Reproduce the stretch of items from the line containing "network-speed: 236KB/s xyxy=(157,44,275,77)" through the line containing "page-dot[interactable] xyxy=(592,2300,616,2324)", swapping every "status-bar" for "top-bar" and leaving all else untouched. Return only those lines.
::: Excerpted records :::
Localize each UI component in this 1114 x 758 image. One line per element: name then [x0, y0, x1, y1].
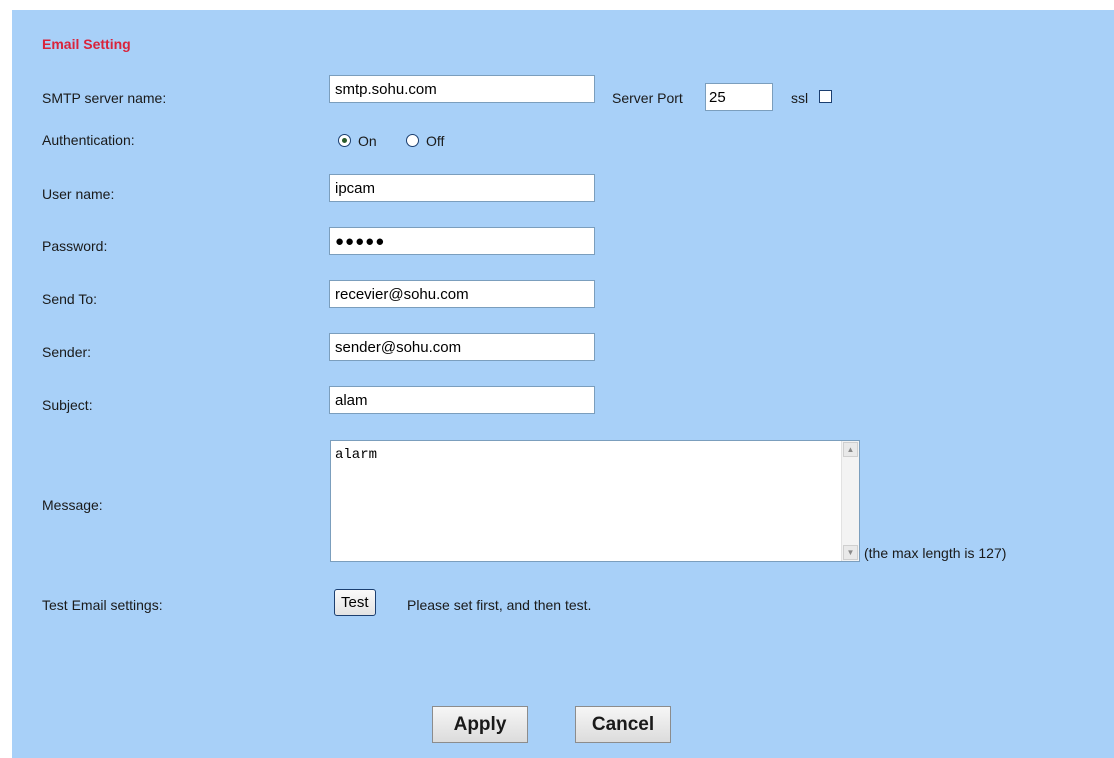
- subject-input[interactable]: [329, 386, 595, 414]
- password-input[interactable]: [329, 227, 595, 255]
- message-scrollbar[interactable]: ▲ ▼: [841, 441, 859, 561]
- password-label: Password:: [42, 238, 108, 254]
- auth-off-radio[interactable]: [406, 134, 419, 147]
- email-settings-panel: Email Setting SMTP server name: Server P…: [12, 10, 1114, 758]
- cancel-button[interactable]: Cancel: [575, 706, 671, 743]
- message-label: Message:: [42, 497, 103, 513]
- scroll-up-icon[interactable]: ▲: [843, 442, 858, 457]
- section-title: Email Setting: [42, 36, 131, 52]
- max-length-note: (the max length is 127): [864, 545, 1007, 561]
- authentication-label: Authentication:: [42, 132, 135, 148]
- username-input[interactable]: [329, 174, 595, 202]
- server-port-label: Server Port: [612, 90, 683, 106]
- test-button[interactable]: Test: [334, 589, 376, 616]
- server-port-input[interactable]: [705, 83, 773, 111]
- smtp-server-label: SMTP server name:: [42, 90, 167, 106]
- message-textarea[interactable]: alarm ▲ ▼: [330, 440, 860, 562]
- smtp-server-input[interactable]: [329, 75, 595, 103]
- sender-input[interactable]: [329, 333, 595, 361]
- test-email-label: Test Email settings:: [42, 597, 163, 613]
- ssl-label: ssl: [791, 90, 809, 106]
- test-hint: Please set first, and then test.: [407, 597, 592, 613]
- send-to-label: Send To:: [42, 291, 98, 307]
- username-label: User name:: [42, 186, 115, 202]
- sender-label: Sender:: [42, 344, 92, 360]
- subject-label: Subject:: [42, 397, 93, 413]
- message-text: alarm: [335, 447, 378, 463]
- send-to-input[interactable]: [329, 280, 595, 308]
- auth-on-label: On: [358, 133, 377, 149]
- auth-on-radio[interactable]: [338, 134, 351, 147]
- auth-off-label: Off: [426, 133, 445, 149]
- scroll-down-icon[interactable]: ▼: [843, 545, 858, 560]
- apply-button[interactable]: Apply: [432, 706, 528, 743]
- ssl-checkbox[interactable]: [819, 90, 832, 103]
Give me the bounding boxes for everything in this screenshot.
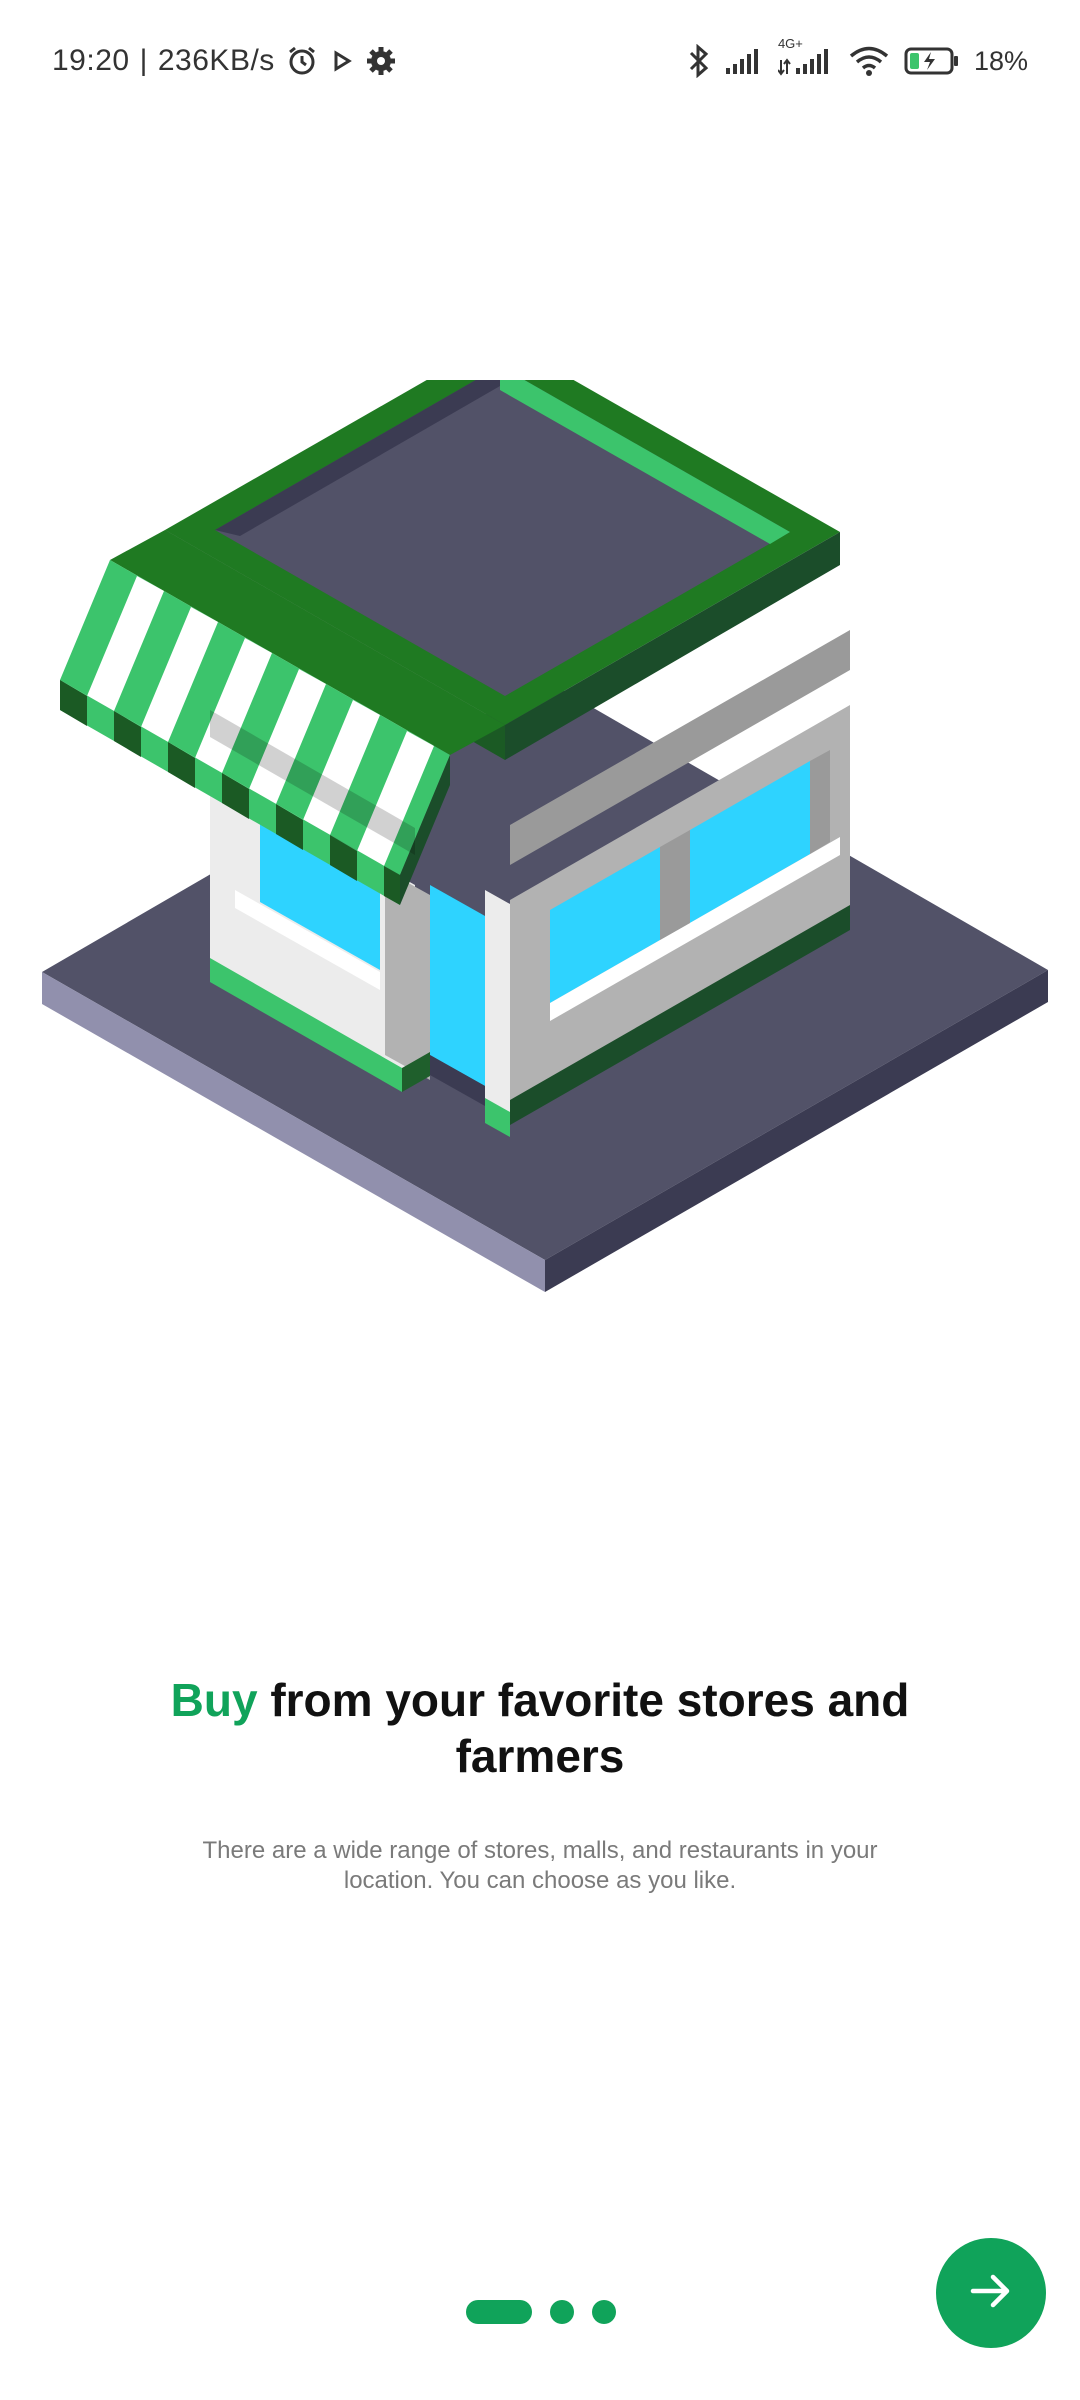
network-speed: 236KB/s xyxy=(157,44,275,77)
status-bar-right: 4G+ 18% xyxy=(688,36,1028,84)
arrow-right-icon xyxy=(967,2267,1015,2320)
status-bar: 19:20 | 236KB/s 4G+ 18% xyxy=(0,0,1080,120)
network-type-label: 4G+ xyxy=(777,36,803,51)
store-illustration xyxy=(30,338,1050,1310)
wifi-icon xyxy=(848,45,890,77)
bluetooth-icon xyxy=(688,44,710,78)
headline-accent: Buy xyxy=(170,1674,258,1726)
headline-text: from your favorite stores and farmers xyxy=(270,1674,910,1782)
separator: | xyxy=(139,44,148,77)
clock: 19:20 xyxy=(52,44,130,77)
play-icon xyxy=(329,48,355,74)
status-bar-left: 19:20 | 236KB/s xyxy=(52,38,397,84)
gear-icon xyxy=(365,45,397,77)
battery-icon xyxy=(904,46,960,76)
page-indicator xyxy=(466,2300,616,2324)
onboarding-headline: Buy from your favorite stores and farmer… xyxy=(90,1672,990,1784)
onboarding-description: There are a wide range of stores, malls,… xyxy=(202,1837,878,1894)
alarm-icon xyxy=(285,44,319,78)
battery-percentage: 18% xyxy=(973,45,1028,76)
next-button[interactable] xyxy=(936,2238,1046,2348)
signal-icon xyxy=(724,46,764,76)
signal-4g-icon: 4G+ xyxy=(777,36,834,76)
page-dot-active[interactable] xyxy=(466,2300,532,2324)
page-dot[interactable] xyxy=(550,2300,574,2324)
page-dot[interactable] xyxy=(592,2300,616,2324)
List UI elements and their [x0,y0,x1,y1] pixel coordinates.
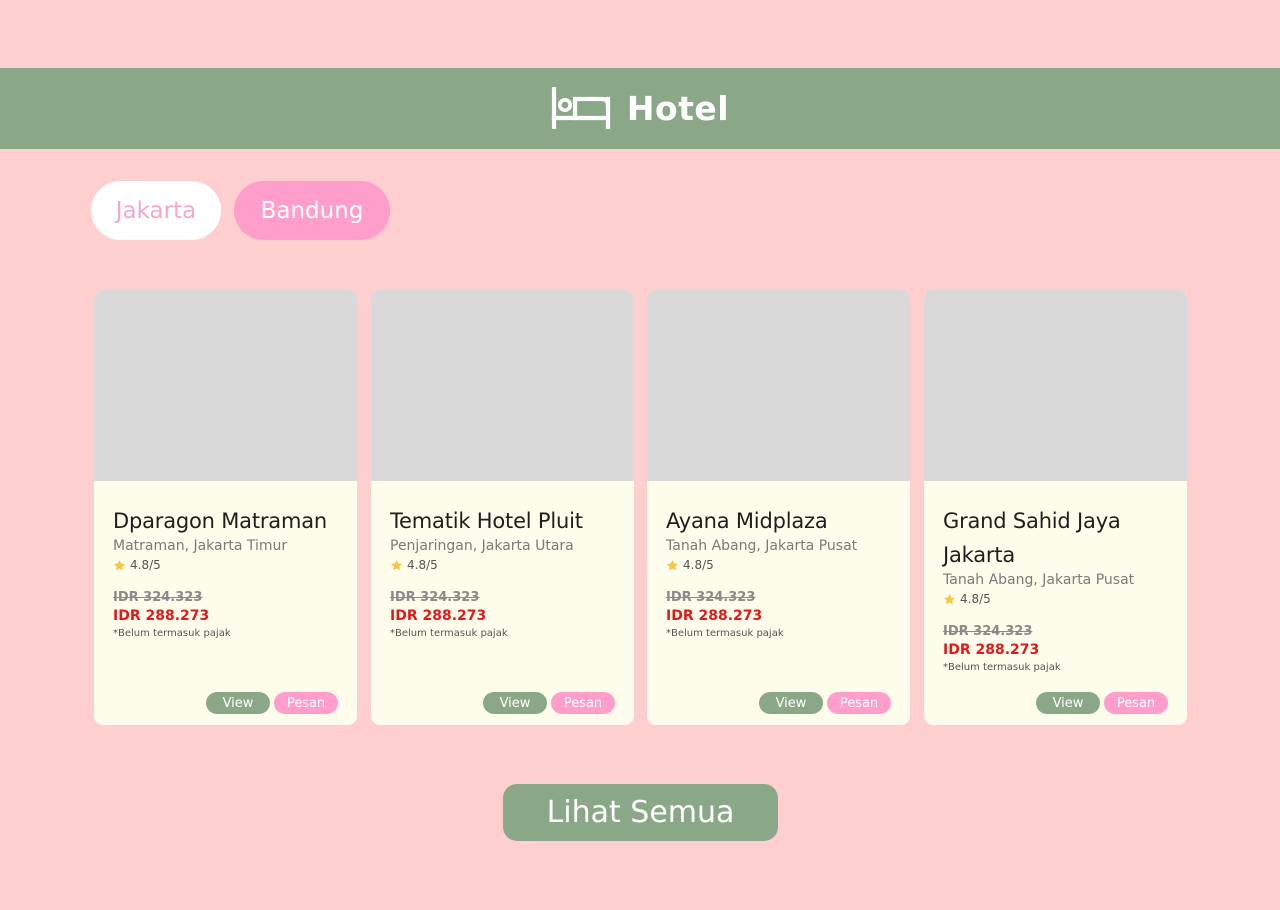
price-original: IDR 324.323 [390,590,480,605]
hotel-name: Tematik Hotel Pluit [390,509,583,533]
price-discounted: IDR 288.273 [113,608,210,624]
hotel-card: Dparagon Matraman Matraman, Jakarta Timu… [94,290,357,725]
rating-value: 4.8/5 [407,558,438,572]
header-title: Hotel [626,89,730,128]
tax-note: *Belum termasuk pajak [390,628,508,639]
view-button[interactable]: View [1036,692,1100,714]
hotel-location: Matraman, Jakarta Timur [113,538,288,554]
card-actions: View Pesan [483,692,615,714]
hotel-name: Dparagon Matraman [113,509,327,533]
hotel-image-placeholder [371,290,634,481]
hotel-location: Tanah Abang, Jakarta Pusat [666,538,858,554]
header-bar: Hotel [0,68,1280,149]
hotel-card: Grand Sahid Jaya Jakarta Tanah Abang, Ja… [924,290,1187,725]
hotel-card-body: Dparagon Matraman Matraman, Jakarta Timu… [94,481,357,725]
hotel-image-placeholder [94,290,357,481]
hotel-rating: 4.8/5 [943,592,1168,606]
see-all-button[interactable]: Lihat Semua [503,784,778,841]
tax-note: *Belum termasuk pajak [943,662,1061,673]
star-icon [390,559,403,570]
bed-icon [551,86,610,129]
header-brand: Hotel [551,86,730,129]
hotel-card: Tematik Hotel Pluit Penjaringan, Jakarta… [371,290,634,725]
star-icon [666,559,679,570]
price-discounted: IDR 288.273 [943,642,1040,658]
hotel-card-body: Grand Sahid Jaya Jakarta Tanah Abang, Ja… [924,481,1187,725]
star-icon [113,559,126,570]
view-button[interactable]: View [206,692,270,714]
tab-bandung[interactable]: Bandung [234,181,390,240]
card-actions: View Pesan [759,692,891,714]
book-button[interactable]: Pesan [1104,692,1168,714]
price-discounted: IDR 288.273 [390,608,487,624]
hotel-name: Grand Sahid Jaya Jakarta [943,509,1121,567]
rating-value: 4.8/5 [130,558,161,572]
hotel-image-placeholder [647,290,910,481]
hotel-image-placeholder [924,290,1187,481]
tab-jakarta[interactable]: Jakarta [91,181,221,240]
star-icon [943,593,956,604]
book-button[interactable]: Pesan [274,692,338,714]
book-button[interactable]: Pesan [551,692,615,714]
hotel-card-body: Tematik Hotel Pluit Penjaringan, Jakarta… [371,481,634,725]
price-discounted: IDR 288.273 [666,608,763,624]
hotel-location: Tanah Abang, Jakarta Pusat [943,572,1135,588]
hotel-page: Hotel Jakarta Bandung Dparagon Matraman … [0,0,1280,910]
hotel-location: Penjaringan, Jakarta Utara [390,538,574,554]
hotel-card: Ayana Midplaza Tanah Abang, Jakarta Pusa… [647,290,910,725]
tax-note: *Belum termasuk pajak [113,628,231,639]
hotel-rating: 4.8/5 [390,558,615,572]
hotel-name: Ayana Midplaza [666,509,828,533]
tax-note: *Belum termasuk pajak [666,628,784,639]
book-button[interactable]: Pesan [827,692,891,714]
view-button[interactable]: View [759,692,823,714]
price-original: IDR 324.323 [666,590,756,605]
hotel-rating: 4.8/5 [666,558,891,572]
card-actions: View Pesan [1036,692,1168,714]
rating-value: 4.8/5 [960,592,991,606]
hotel-rating: 4.8/5 [113,558,338,572]
hotel-card-body: Ayana Midplaza Tanah Abang, Jakarta Pusa… [647,481,910,725]
card-actions: View Pesan [206,692,338,714]
view-button[interactable]: View [483,692,547,714]
rating-value: 4.8/5 [683,558,714,572]
price-original: IDR 324.323 [113,590,203,605]
price-original: IDR 324.323 [943,624,1033,639]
:::
(Exercise solution)
network-speed: 236KB/s xyxy=(157,44,275,77)
top-bar-right: 4G+ 18% xyxy=(688,36,1028,84)
arrow-right-icon xyxy=(967,2267,1015,2320)
top-bar: 19:20 | 236KB/s 4G+ 18% xyxy=(0,0,1080,120)
network-type-label: 4G+ xyxy=(777,36,803,51)
store-illustration xyxy=(30,338,1050,1310)
wifi-icon xyxy=(848,45,890,77)
bluetooth-icon xyxy=(688,44,710,78)
headline-accent: Buy xyxy=(170,1674,258,1726)
headline-text: from your favorite stores and farmers xyxy=(270,1674,910,1782)
separator: | xyxy=(139,44,148,77)
clock: 19:20 xyxy=(52,44,130,77)
play-icon xyxy=(329,48,355,74)
top-bar-left: 19:20 | 236KB/s xyxy=(52,38,397,84)
gear-icon xyxy=(365,45,397,77)
battery-icon xyxy=(904,46,960,76)
page-indicator xyxy=(466,2300,616,2324)
onboarding-headline: Buy from your favorite stores and farmer… xyxy=(90,1672,990,1784)
onboarding-description: There are a wide range of stores, malls,… xyxy=(202,1837,878,1894)
alarm-icon xyxy=(285,44,319,78)
battery-percentage: 18% xyxy=(973,45,1028,76)
next-button[interactable] xyxy=(936,2238,1046,2348)
signal-icon xyxy=(724,46,764,76)
signal-4g-icon: 4G+ xyxy=(777,36,834,76)
page-dot-active[interactable] xyxy=(466,2300,532,2324)
page-dot[interactable] xyxy=(550,2300,574,2324)
page-dot[interactable] xyxy=(592,2300,616,2324)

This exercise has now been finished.